**Problem requirements**
Return the records that follow, matching each one exactly.

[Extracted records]
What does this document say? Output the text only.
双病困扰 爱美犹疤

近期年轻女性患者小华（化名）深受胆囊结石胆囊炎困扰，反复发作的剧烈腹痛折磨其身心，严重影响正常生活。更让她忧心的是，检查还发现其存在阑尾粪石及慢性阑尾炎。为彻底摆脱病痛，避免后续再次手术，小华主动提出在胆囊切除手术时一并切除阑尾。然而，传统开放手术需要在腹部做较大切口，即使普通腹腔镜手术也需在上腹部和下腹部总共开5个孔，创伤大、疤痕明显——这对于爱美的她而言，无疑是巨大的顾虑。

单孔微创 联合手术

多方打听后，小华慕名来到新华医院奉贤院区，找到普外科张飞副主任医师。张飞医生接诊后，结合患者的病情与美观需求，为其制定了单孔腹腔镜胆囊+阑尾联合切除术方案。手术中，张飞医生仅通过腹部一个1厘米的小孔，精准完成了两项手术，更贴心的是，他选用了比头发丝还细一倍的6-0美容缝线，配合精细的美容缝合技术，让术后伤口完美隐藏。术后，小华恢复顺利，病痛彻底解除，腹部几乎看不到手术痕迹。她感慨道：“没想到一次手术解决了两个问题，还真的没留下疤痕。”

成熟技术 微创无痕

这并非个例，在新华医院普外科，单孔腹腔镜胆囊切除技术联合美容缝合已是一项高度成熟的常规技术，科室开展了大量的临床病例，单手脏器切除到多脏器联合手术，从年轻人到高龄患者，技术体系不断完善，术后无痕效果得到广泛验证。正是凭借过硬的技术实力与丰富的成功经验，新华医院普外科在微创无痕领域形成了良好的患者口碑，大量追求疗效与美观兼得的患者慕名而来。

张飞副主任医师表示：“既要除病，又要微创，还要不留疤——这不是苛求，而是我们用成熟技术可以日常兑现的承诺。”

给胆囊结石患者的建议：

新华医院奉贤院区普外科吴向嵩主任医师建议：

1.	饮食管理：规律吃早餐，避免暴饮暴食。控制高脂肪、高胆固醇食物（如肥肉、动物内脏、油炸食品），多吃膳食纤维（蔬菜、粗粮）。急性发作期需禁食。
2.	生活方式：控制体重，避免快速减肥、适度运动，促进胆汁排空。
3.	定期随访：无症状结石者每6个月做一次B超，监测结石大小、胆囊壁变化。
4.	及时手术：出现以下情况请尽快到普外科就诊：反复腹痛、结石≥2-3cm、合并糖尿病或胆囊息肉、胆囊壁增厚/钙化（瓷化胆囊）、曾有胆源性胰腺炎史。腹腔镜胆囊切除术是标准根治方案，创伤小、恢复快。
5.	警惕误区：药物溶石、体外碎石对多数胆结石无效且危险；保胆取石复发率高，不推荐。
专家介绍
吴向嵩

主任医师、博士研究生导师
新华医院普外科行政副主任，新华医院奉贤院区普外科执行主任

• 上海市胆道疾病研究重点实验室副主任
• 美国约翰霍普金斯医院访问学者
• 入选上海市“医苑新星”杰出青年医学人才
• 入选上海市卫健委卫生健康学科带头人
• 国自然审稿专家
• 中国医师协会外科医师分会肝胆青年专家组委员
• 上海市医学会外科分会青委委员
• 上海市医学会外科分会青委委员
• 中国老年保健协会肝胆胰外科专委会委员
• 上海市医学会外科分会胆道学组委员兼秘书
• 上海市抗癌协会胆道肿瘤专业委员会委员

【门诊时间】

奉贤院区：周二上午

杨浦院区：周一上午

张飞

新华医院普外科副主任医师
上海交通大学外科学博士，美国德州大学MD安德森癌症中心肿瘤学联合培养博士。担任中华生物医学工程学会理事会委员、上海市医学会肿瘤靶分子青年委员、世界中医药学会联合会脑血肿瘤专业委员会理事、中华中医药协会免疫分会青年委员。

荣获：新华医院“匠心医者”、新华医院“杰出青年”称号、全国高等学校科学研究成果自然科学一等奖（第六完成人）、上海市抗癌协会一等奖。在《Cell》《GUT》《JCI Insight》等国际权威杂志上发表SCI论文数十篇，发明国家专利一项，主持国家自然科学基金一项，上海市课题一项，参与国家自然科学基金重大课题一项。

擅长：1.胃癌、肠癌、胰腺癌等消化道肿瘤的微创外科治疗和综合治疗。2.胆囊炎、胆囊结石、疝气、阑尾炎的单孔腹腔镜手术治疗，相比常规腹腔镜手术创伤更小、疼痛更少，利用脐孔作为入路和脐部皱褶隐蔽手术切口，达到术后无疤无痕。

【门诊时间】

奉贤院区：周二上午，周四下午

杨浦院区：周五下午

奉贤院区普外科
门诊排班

**Answer for this exercise**
What does this document say? Output the text only.
双病困扰 爱美犹疤

近期年轻女性患者小华（化名）深受胆囊结石胆囊炎困扰，反复发作的剧烈腹痛折磨其身心，严重影响正常生活。更让她忧心的是，检查还发现其存在阑尾粪石及慢性阑尾炎。为彻底摆脱病痛，避免后续再次手术，小华主动提出在胆囊切除手术时一并切除阑尾。然而，传统开放手术需要在腹部做较大切口，即使普通腹腔镜手术也需在上腹部和下腹部总共开5个孔，创伤大、疤痕明显——这对于爱美的她而言，无疑是巨大的顾虑。

单孔微创 联合手术

多方打听后，小华慕名来到新华医院奉贤院区，找到普外科张飞副主任医师。张飞医生接诊后，结合患者的病情与美观需求，为其制定了单孔腹腔镜胆囊+阑尾联合切除术方案。手术中，张飞医生仅通过腹部一个1厘米的小孔，精准完成了两项手术，更贴心的是，他选用了比头发丝还细一倍的6-0美容缝线，配合精细的美容缝合技术，让术后伤口完美隐藏。术后，小华恢复顺利，病痛彻底解除，腹部几乎看不到手术痕迹。她感慨道：“没想到一次手术解决了两个问题，还真的没留下疤痕。”

成熟技术 微创无痕

这并非个例，在新华医院普外科，单孔腹腔镜胆囊切除技术联合美容缝合已是一项高度成熟的常规技术，科室开展了大量的临床病例，单手脏器切除到多脏器联合手术，从年轻人到高龄患者，技术体系不断完善，术后无痕效果得到广泛验证。正是凭借过硬的技术实力与丰富的成功经验，新华医院普外科在微创无痕领域形成了良好的患者口碑，大量追求疗效与美观兼得的患者慕名而来。

张飞副主任医师表示：“既要除病，又要微创，还要不留疤——这不是苛求，而是我们用成熟技术可以日常兑现的承诺。”

给胆囊结石患者的建议：

新华医院奉贤院区普外科吴向嵩主任医师建议：

1.	饮食管理：规律吃早餐，避免暴饮暴食。控制高脂肪、高胆固醇食物（如肥肉、动物内脏、油炸食品），多吃膳食纤维（蔬菜、粗粮）。急性发作期需禁食。
2.	生活方式：控制体重，避免快速减肥、适度运动，促进胆汁排空。
3.	定期随访：无症状结石者每6个月做一次B超，监测结石大小、胆囊壁变化。
4.	及时手术：出现以下情况请尽快到普外科就诊：反复腹痛、结石≥2-3cm、合并糖尿病或胆囊息肉、胆囊壁增厚/钙化（瓷化胆囊）、曾有胆源性胰腺炎史。腹腔镜胆囊切除术是标准根治方案，创伤小、恢复快。
5.	警惕误区：药物溶石、体外碎石对多数胆结石无效且危险；保胆取石复发率高，不推荐。
专家介绍
吴向嵩

主任医师、博士研究生导师
新华医院普外科行政副主任，新华医院奉贤院区普外科执行主任

• 上海市胆道疾病研究重点实验室副主任
• 美国约翰霍普金斯医院访问学者
• 入选上海市“医苑新星”杰出青年医学人才
• 入选上海市卫健委卫生健康学科带头人
• 国自然审稿专家
• 中国医师协会外科医师分会肝胆青年专家组委员
• 上海市医学会外科分会青委委员
• 上海市医学会外科分会青委委员
• 中国老年保健协会肝胆胰外科专委会委员
• 上海市医学会外科分会胆道学组委员兼秘书
• 上海市抗癌协会胆道肿瘤专业委员会委员

【门诊时间】

奉贤院区：周二上午

杨浦院区：周一上午

张飞

新华医院普外科副主任医师
上海交通大学外科学博士，美国德州大学MD安德森癌症中心肿瘤学联合培养博士。担任中华生物医学工程学会理事会委员、上海市医学会肿瘤靶分子青年委员、世界中医药学会联合会脑血肿瘤专业委员会理事、中华中医药协会免疫分会青年委员。

荣获：新华医院“匠心医者”、新华医院“杰出青年”称号、全国高等学校科学研究成果自然科学一等奖（第六完成人）、上海市抗癌协会一等奖。在《Cell》《GUT》《JCI Insight》等国际权威杂志上发表SCI论文数十篇，发明国家专利一项，主持国家自然科学基金一项，上海市课题一项，参与国家自然科学基金重大课题一项。

擅长：1.胃癌、肠癌、胰腺癌等消化道肿瘤的微创外科治疗和综合治疗。2.胆囊炎、胆囊结石、疝气、阑尾炎的单孔腹腔镜手术治疗，相比常规腹腔镜手术创伤更小、疼痛更少，利用脐孔作为入路和脐部皱褶隐蔽手术切口，达到术后无疤无痕。

【门诊时间】

奉贤院区：周二上午，周四下午

杨浦院区：周五下午

奉贤院区普外科
门诊排班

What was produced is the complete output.